_Provided material_:
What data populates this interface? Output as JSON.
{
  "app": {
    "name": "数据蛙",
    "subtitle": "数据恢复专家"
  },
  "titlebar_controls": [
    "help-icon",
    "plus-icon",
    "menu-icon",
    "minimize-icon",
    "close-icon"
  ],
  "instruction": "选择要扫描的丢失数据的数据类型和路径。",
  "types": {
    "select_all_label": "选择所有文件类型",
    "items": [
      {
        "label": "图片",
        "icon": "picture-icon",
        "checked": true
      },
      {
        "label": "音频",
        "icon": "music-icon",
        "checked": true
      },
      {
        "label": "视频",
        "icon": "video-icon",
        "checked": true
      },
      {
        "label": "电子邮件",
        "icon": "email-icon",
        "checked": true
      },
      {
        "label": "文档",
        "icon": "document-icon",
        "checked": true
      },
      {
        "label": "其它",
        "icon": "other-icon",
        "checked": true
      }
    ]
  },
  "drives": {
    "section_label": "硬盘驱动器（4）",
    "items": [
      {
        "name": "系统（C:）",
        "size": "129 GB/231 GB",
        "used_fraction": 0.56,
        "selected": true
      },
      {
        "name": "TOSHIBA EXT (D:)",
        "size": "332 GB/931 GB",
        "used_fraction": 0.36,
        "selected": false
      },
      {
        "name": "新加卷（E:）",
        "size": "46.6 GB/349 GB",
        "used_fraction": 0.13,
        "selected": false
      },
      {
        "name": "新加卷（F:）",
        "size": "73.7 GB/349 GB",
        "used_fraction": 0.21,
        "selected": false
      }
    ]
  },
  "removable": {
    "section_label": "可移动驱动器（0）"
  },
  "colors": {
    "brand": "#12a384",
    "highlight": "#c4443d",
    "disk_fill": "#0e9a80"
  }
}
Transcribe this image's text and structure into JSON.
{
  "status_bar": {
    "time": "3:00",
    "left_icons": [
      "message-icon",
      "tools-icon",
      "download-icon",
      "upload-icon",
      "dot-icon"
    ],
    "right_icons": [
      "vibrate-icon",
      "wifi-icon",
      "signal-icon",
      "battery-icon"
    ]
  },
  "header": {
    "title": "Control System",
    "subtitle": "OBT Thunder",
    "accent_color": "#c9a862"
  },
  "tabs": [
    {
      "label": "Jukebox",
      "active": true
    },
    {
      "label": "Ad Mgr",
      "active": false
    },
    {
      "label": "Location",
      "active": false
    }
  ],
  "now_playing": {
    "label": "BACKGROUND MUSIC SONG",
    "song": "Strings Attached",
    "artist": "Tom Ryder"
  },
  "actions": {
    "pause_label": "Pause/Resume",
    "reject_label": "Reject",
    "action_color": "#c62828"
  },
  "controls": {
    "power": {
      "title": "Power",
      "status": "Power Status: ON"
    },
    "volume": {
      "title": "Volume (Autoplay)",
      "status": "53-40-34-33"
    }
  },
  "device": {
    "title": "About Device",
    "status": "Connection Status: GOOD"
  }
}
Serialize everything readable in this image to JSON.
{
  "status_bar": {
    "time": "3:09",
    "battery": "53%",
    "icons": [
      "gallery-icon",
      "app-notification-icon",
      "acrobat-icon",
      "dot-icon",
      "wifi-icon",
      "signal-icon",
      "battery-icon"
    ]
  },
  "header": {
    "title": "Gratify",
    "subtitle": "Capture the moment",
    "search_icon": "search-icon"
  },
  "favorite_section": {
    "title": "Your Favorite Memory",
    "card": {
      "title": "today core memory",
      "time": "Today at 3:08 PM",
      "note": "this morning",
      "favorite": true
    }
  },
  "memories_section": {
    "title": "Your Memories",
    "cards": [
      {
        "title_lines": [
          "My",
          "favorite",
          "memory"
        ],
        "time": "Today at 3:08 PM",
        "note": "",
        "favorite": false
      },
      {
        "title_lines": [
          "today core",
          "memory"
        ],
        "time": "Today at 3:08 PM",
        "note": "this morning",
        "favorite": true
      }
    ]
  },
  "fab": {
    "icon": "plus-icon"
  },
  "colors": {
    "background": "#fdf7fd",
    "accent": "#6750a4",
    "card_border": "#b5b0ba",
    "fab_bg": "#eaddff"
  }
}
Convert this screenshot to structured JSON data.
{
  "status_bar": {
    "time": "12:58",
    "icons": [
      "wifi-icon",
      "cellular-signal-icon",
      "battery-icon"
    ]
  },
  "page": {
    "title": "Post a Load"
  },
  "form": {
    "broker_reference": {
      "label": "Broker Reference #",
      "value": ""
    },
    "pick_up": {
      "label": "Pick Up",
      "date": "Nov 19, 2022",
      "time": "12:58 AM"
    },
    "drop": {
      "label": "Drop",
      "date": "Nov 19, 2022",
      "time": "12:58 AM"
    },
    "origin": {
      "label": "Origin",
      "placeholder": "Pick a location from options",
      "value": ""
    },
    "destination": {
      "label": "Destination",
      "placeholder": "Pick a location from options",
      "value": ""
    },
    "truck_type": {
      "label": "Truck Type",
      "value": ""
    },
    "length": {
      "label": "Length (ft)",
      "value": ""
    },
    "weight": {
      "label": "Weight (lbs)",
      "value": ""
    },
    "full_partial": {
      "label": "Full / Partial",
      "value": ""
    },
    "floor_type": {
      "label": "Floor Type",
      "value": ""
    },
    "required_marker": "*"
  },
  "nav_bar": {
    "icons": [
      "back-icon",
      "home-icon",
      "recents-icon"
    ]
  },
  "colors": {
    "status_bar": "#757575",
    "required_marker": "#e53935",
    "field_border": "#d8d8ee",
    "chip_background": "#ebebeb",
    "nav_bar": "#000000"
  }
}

_Objective_: Your task is to transcribe the listing above in full, exactly as given.

_Task output_:
What data populates this interface? Output as JSON.
{
  "app": {
    "name": "数据蛙",
    "subtitle": "数据恢复专家"
  },
  "titlebar_controls": [
    "help-icon",
    "plus-icon",
    "menu-icon",
    "minimize-icon",
    "close-icon"
  ],
  "instruction": "选择要扫描的丢失数据的数据类型和路径。",
  "types": {
    "select_all_label": "选择所有文件类型",
    "items": [
      {
        "label": "图片",
        "icon": "picture-icon",
        "checked": true
      },
      {
        "label": "音频",
        "icon": "music-icon",
        "checked": true
      },
      {
        "label": "视频",
        "icon": "video-icon",
        "checked": true
      },
      {
        "label": "电子邮件",
        "icon": "email-icon",
        "checked": true
      },
      {
        "label": "文档",
        "icon": "document-icon",
        "checked": true
      },
      {
        "label": "其它",
        "icon": "other-icon",
        "checked": true
      }
    ]
  },
  "drives": {
    "section_label": "硬盘驱动器（4）",
    "items": [
      {
        "name": "系统（C:）",
        "size": "129 GB/231 GB",
        "used_fraction": 0.56,
        "selected": true
      },
      {
        "name": "TOSHIBA EXT (D:)",
        "size": "332 GB/931 GB",
        "used_fraction": 0.36,
        "selected": false
      },
      {
        "name": "新加卷（E:）",
        "size": "46.6 GB/349 GB",
        "used_fraction": 0.13,
        "selected": false
      },
      {
        "name": "新加卷（F:）",
        "size": "73.7 GB/349 GB",
        "used_fraction": 0.21,
        "selected": false
      }
    ]
  },
  "removable": {
    "section_label": "可移动驱动器（0）"
  },
  "colors": {
    "brand": "#12a384",
    "highlight": "#c4443d",
    "disk_fill": "#0e9a80"
  }
}
Transcribe this image's text and structure into JSON.
{
  "status_bar": {
    "time": "3:00",
    "left_icons": [
      "message-icon",
      "tools-icon",
      "download-icon",
      "upload-icon",
      "dot-icon"
    ],
    "right_icons": [
      "vibrate-icon",
      "wifi-icon",
      "signal-icon",
      "battery-icon"
    ]
  },
  "header": {
    "title": "Control System",
    "subtitle": "OBT Thunder",
    "accent_color": "#c9a862"
  },
  "tabs": [
    {
      "label": "Jukebox",
      "active": true
    },
    {
      "label": "Ad Mgr",
      "active": false
    },
    {
      "label": "Location",
      "active": false
    }
  ],
  "now_playing": {
    "label": "BACKGROUND MUSIC SONG",
    "song": "Strings Attached",
    "artist": "Tom Ryder"
  },
  "actions": {
    "pause_label": "Pause/Resume",
    "reject_label": "Reject",
    "action_color": "#c62828"
  },
  "controls": {
    "power": {
      "title": "Power",
      "status": "Power Status: ON"
    },
    "volume": {
      "title": "Volume (Autoplay)",
      "status": "53-40-34-33"
    }
  },
  "device": {
    "title": "About Device",
    "status": "Connection Status: GOOD"
  }
}
Serialize everything readable in this image to JSON.
{
  "status_bar": {
    "time": "3:09",
    "battery": "53%",
    "icons": [
      "gallery-icon",
      "app-notification-icon",
      "acrobat-icon",
      "dot-icon",
      "wifi-icon",
      "signal-icon",
      "battery-icon"
    ]
  },
  "header": {
    "title": "Gratify",
    "subtitle": "Capture the moment",
    "search_icon": "search-icon"
  },
  "favorite_section": {
    "title": "Your Favorite Memory",
    "card": {
      "title": "today core memory",
      "time": "Today at 3:08 PM",
      "note": "this morning",
      "favorite": true
    }
  },
  "memories_section": {
    "title": "Your Memories",
    "cards": [
      {
        "title_lines": [
          "My",
          "favorite",
          "memory"
        ],
        "time": "Today at 3:08 PM",
        "note": "",
        "favorite": false
      },
      {
        "title_lines": [
          "today core",
          "memory"
        ],
        "time": "Today at 3:08 PM",
        "note": "this morning",
        "favorite": true
      }
    ]
  },
  "fab": {
    "icon": "plus-icon"
  },
  "colors": {
    "background": "#fdf7fd",
    "accent": "#6750a4",
    "card_border": "#b5b0ba",
    "fab_bg": "#eaddff"
  }
}
Convert this screenshot to structured JSON data.
{
  "status_bar": {
    "time": "12:58",
    "icons": [
      "wifi-icon",
      "cellular-signal-icon",
      "battery-icon"
    ]
  },
  "page": {
    "title": "Post a Load"
  },
  "form": {
    "broker_reference": {
      "label": "Broker Reference #",
      "value": ""
    },
    "pick_up": {
      "label": "Pick Up",
      "date": "Nov 19, 2022",
      "time": "12:58 AM"
    },
    "drop": {
      "label": "Drop",
      "date": "Nov 19, 2022",
      "time": "12:58 AM"
    },
    "origin": {
      "label": "Origin",
      "placeholder": "Pick a location from options",
      "value": ""
    },
    "destination": {
      "label": "Destination",
      "placeholder": "Pick a location from options",
      "value": ""
    },
    "truck_type": {
      "label": "Truck Type",
      "value": ""
    },
    "length": {
      "label": "Length (ft)",
      "value": ""
    },
    "weight": {
      "label": "Weight (lbs)",
      "value": ""
    },
    "full_partial": {
      "label": "Full / Partial",
      "value": ""
    },
    "floor_type": {
      "label": "Floor Type",
      "value": ""
    },
    "required_marker": "*"
  },
  "nav_bar": {
    "icons": [
      "back-icon",
      "home-icon",
      "recents-icon"
    ]
  },
  "colors": {
    "status_bar": "#757575",
    "required_marker": "#e53935",
    "field_border": "#d8d8ee",
    "chip_background": "#ebebeb",
    "nav_bar": "#000000"
  }
}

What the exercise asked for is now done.